Objective:
Each entry below must be repeated word for word.

Source material:
- - -

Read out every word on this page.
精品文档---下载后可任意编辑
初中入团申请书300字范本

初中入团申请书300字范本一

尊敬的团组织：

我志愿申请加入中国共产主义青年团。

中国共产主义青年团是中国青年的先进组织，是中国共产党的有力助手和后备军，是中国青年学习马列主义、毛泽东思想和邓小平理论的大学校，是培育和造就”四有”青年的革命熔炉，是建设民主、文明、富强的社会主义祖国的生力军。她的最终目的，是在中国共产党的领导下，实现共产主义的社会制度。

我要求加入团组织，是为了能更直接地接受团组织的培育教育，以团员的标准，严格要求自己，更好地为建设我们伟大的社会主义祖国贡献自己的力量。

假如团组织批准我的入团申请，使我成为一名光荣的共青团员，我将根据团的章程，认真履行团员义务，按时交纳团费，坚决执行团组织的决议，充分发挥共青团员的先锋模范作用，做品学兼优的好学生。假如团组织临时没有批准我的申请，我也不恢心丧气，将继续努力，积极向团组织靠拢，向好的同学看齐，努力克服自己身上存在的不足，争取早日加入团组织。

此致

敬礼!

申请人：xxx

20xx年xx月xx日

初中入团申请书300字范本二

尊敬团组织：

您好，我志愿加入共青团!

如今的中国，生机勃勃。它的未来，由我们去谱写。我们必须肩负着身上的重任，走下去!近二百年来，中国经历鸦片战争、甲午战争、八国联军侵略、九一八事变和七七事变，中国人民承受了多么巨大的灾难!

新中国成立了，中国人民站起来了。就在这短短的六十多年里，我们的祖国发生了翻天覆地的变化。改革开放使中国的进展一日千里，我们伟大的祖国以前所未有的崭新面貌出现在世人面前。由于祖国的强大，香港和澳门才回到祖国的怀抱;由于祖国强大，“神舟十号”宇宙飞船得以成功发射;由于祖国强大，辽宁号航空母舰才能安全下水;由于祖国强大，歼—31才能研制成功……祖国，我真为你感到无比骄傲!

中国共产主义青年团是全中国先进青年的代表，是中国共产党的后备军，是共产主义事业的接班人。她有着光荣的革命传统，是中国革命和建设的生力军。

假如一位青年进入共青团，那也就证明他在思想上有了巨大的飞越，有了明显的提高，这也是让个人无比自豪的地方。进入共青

- - -

Exercise output:
Read out every word on this page.
精品文档---下载后可任意编辑
初中入团申请书300字范本

初中入团申请书300字范本一

尊敬的团组织：

我志愿申请加入中国共产主义青年团。

中国共产主义青年团是中国青年的先进组织，是中国共产党的有力助手和后备军，是中国青年学习马列主义、毛泽东思想和邓小平理论的大学校，是培育和造就”四有”青年的革命熔炉，是建设民主、文明、富强的社会主义祖国的生力军。她的最终目的，是在中国共产党的领导下，实现共产主义的社会制度。

我要求加入团组织，是为了能更直接地接受团组织的培育教育，以团员的标准，严格要求自己，更好地为建设我们伟大的社会主义祖国贡献自己的力量。

假如团组织批准我的入团申请，使我成为一名光荣的共青团员，我将根据团的章程，认真履行团员义务，按时交纳团费，坚决执行团组织的决议，充分发挥共青团员的先锋模范作用，做品学兼优的好学生。假如团组织临时没有批准我的申请，我也不恢心丧气，将继续努力，积极向团组织靠拢，向好的同学看齐，努力克服自己身上存在的不足，争取早日加入团组织。

此致

敬礼!

申请人：xxx

20xx年xx月xx日

初中入团申请书300字范本二

尊敬团组织：

您好，我志愿加入共青团!

如今的中国，生机勃勃。它的未来，由我们去谱写。我们必须肩负着身上的重任，走下去!近二百年来，中国经历鸦片战争、甲午战争、八国联军侵略、九一八事变和七七事变，中国人民承受了多么巨大的灾难!

新中国成立了，中国人民站起来了。就在这短短的六十多年里，我们的祖国发生了翻天覆地的变化。改革开放使中国的进展一日千里，我们伟大的祖国以前所未有的崭新面貌出现在世人面前。由于祖国的强大，香港和澳门才回到祖国的怀抱;由于祖国强大，“神舟十号”宇宙飞船得以成功发射;由于祖国强大，辽宁号航空母舰才能安全下水;由于祖国强大，歼—31才能研制成功……祖国，我真为你感到无比骄傲!

中国共产主义青年团是全中国先进青年的代表，是中国共产党的后备军，是共产主义事业的接班人。她有着光荣的革命传统，是中国革命和建设的生力军。

假如一位青年进入共青团，那也就证明他在思想上有了巨大的飞越，有了明显的提高，这也是让个人无比自豪的地方。进入共青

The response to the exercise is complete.